- [Extracted material]
*-*-*

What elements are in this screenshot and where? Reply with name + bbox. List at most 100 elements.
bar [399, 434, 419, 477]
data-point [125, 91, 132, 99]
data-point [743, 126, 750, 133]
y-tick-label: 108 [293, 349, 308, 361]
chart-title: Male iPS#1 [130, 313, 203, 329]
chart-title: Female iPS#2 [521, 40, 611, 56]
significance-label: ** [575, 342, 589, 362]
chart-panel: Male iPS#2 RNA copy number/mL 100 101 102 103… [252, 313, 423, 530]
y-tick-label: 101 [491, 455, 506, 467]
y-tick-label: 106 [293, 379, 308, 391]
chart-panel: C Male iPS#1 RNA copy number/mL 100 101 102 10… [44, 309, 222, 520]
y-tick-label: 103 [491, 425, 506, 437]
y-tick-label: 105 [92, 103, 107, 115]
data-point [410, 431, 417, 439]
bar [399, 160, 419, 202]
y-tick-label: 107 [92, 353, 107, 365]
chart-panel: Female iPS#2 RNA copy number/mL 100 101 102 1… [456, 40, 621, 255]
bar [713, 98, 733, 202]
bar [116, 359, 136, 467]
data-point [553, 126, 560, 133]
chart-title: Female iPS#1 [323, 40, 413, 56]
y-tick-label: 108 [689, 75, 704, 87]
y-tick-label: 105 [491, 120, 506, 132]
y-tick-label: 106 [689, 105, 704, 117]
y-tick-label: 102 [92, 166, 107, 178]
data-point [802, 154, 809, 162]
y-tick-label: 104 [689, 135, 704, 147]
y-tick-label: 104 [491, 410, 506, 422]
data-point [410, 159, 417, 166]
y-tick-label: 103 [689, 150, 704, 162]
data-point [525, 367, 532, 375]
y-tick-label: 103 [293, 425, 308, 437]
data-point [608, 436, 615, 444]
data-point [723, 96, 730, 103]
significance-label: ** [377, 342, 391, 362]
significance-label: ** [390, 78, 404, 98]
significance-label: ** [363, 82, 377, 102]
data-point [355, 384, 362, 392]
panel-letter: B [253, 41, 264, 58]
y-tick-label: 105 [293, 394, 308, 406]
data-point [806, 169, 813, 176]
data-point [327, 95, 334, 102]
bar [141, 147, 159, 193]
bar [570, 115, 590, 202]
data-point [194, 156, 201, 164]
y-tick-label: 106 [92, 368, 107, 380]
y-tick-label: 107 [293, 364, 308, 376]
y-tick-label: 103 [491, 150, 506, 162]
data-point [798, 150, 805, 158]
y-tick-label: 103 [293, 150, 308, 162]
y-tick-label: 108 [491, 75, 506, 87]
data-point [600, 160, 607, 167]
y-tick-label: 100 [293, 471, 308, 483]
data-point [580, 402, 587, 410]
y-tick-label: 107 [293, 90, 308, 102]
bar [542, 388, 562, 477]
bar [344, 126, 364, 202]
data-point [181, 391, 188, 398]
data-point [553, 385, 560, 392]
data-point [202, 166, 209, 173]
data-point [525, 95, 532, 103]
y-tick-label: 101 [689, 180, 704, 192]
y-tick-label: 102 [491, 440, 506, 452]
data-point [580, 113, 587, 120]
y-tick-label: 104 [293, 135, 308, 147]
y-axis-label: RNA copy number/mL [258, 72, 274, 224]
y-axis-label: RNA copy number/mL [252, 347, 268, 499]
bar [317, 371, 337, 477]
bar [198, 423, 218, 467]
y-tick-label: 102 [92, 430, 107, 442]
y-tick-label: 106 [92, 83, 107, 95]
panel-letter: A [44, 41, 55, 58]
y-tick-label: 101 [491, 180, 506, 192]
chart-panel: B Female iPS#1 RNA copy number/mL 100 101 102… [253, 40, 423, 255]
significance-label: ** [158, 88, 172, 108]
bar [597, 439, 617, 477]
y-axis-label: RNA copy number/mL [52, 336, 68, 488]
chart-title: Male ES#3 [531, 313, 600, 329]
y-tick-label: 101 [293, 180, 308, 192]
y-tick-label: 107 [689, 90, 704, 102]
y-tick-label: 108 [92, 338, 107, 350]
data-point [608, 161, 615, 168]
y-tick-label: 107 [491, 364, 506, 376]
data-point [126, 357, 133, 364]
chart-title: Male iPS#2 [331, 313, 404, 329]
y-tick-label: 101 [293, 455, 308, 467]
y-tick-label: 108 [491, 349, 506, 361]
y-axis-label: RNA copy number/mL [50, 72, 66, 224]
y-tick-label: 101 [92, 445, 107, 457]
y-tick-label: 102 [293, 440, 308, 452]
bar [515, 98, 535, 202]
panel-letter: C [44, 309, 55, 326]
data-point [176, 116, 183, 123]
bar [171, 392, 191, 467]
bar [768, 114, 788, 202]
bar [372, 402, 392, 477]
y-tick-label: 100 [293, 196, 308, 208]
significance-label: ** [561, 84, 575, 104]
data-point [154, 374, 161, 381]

*-*-*

- [Task prompt]
Can you turn the material above into a numbered list, one entry per line, with any blank lines left out?

- [Task solution]
1. What elements are in this screenshot and where? Reply with name + bbox. List at most 100 elements.
2. bar [399, 434, 419, 477]
3. data-point [125, 91, 132, 99]
4. data-point [743, 126, 750, 133]
5. y-tick-label: 108 [293, 349, 308, 361]
6. chart-title: Male iPS#1 [130, 313, 203, 329]
7. chart-title: Female iPS#2 [521, 40, 611, 56]
8. significance-label: ** [575, 342, 589, 362]
9. chart-panel: Male iPS#2 RNA copy number/mL 100 101 102 103… [252, 313, 423, 530]
10. y-tick-label: 101 [491, 455, 506, 467]
11. y-tick-label: 106 [293, 379, 308, 391]
12. chart-panel: C Male iPS#1 RNA copy number/mL 100 101 102 10… [44, 309, 222, 520]
13. y-tick-label: 103 [491, 425, 506, 437]
14. y-tick-label: 105 [92, 103, 107, 115]
15. data-point [410, 431, 417, 439]
16. bar [399, 160, 419, 202]
17. y-tick-label: 107 [92, 353, 107, 365]
18. chart-panel: Female iPS#2 RNA copy number/mL 100 101 102 1… [456, 40, 621, 255]
19. bar [713, 98, 733, 202]
20. bar [116, 359, 136, 467]
21. data-point [553, 126, 560, 133]
22. chart-title: Female iPS#1 [323, 40, 413, 56]
23. y-tick-label: 108 [689, 75, 704, 87]
24. y-tick-label: 105 [491, 120, 506, 132]
25. y-tick-label: 106 [689, 105, 704, 117]
26. y-tick-label: 102 [92, 166, 107, 178]
27. data-point [802, 154, 809, 162]
28. y-tick-label: 104 [689, 135, 704, 147]
29. y-tick-label: 104 [491, 410, 506, 422]
30. data-point [410, 159, 417, 166]
31. y-tick-label: 103 [689, 150, 704, 162]
32. data-point [525, 367, 532, 375]
33. y-tick-label: 103 [293, 425, 308, 437]
34. data-point [608, 436, 615, 444]
35. data-point [723, 96, 730, 103]
36. significance-label: ** [377, 342, 391, 362]
37. significance-label: ** [390, 78, 404, 98]
38. significance-label: ** [363, 82, 377, 102]
39. data-point [355, 384, 362, 392]
40. panel-letter: B [253, 41, 264, 58]
41. y-tick-label: 105 [293, 394, 308, 406]
42. data-point [806, 169, 813, 176]
43. data-point [327, 95, 334, 102]
44. bar [141, 147, 159, 193]
45. bar [570, 115, 590, 202]
46. data-point [194, 156, 201, 164]
47. y-tick-label: 106 [92, 368, 107, 380]
48. y-tick-label: 107 [293, 364, 308, 376]
49. y-tick-label: 103 [491, 150, 506, 162]
50. data-point [798, 150, 805, 158]
51. y-tick-label: 103 [293, 150, 308, 162]
52. y-tick-label: 108 [491, 75, 506, 87]
53. data-point [600, 160, 607, 167]
54. y-tick-label: 100 [293, 471, 308, 483]
55. data-point [580, 402, 587, 410]
56. y-tick-label: 107 [293, 90, 308, 102]
57. bar [542, 388, 562, 477]
58. bar [344, 126, 364, 202]
59. data-point [181, 391, 188, 398]
60. data-point [553, 385, 560, 392]
61. data-point [202, 166, 209, 173]
62. data-point [525, 95, 532, 103]
63. y-tick-label: 101 [689, 180, 704, 192]
64. y-tick-label: 102 [491, 440, 506, 452]
65. data-point [580, 113, 587, 120]
66. y-tick-label: 104 [293, 135, 308, 147]
67. y-axis-label: RNA copy number/mL [258, 72, 274, 224]
68. y-axis-label: RNA copy number/mL [252, 347, 268, 499]
69. bar [317, 371, 337, 477]
70. bar [198, 423, 218, 467]
71. y-tick-label: 102 [92, 430, 107, 442]
72. y-tick-label: 106 [92, 83, 107, 95]
73. panel-letter: A [44, 41, 55, 58]
74. y-tick-label: 101 [491, 180, 506, 192]
75. chart-panel: B Female iPS#1 RNA copy number/mL 100 101 102… [253, 40, 423, 255]
76. significance-label: ** [158, 88, 172, 108]
77. bar [597, 439, 617, 477]
78. y-axis-label: RNA copy number/mL [52, 336, 68, 488]
79. chart-title: Male ES#3 [531, 313, 600, 329]
80. y-tick-label: 101 [293, 180, 308, 192]
81. y-tick-label: 107 [689, 90, 704, 102]
82. y-tick-label: 108 [92, 338, 107, 350]
83. data-point [608, 161, 615, 168]
84. y-tick-label: 107 [491, 364, 506, 376]
85. data-point [126, 357, 133, 364]
86. chart-title: Male iPS#2 [331, 313, 404, 329]
87. y-tick-label: 101 [293, 455, 308, 467]
88. y-tick-label: 108 [491, 349, 506, 361]
89. y-axis-label: RNA copy number/mL [50, 72, 66, 224]
90. y-tick-label: 101 [92, 445, 107, 457]
91. y-tick-label: 102 [293, 440, 308, 452]
92. bar [515, 98, 535, 202]
93. panel-letter: C [44, 309, 55, 326]
94. data-point [176, 116, 183, 123]
95. bar [171, 392, 191, 467]
96. bar [768, 114, 788, 202]
97. bar [372, 402, 392, 477]
98. y-tick-label: 100 [293, 196, 308, 208]
99. significance-label: ** [561, 84, 575, 104]
100. data-point [154, 374, 161, 381]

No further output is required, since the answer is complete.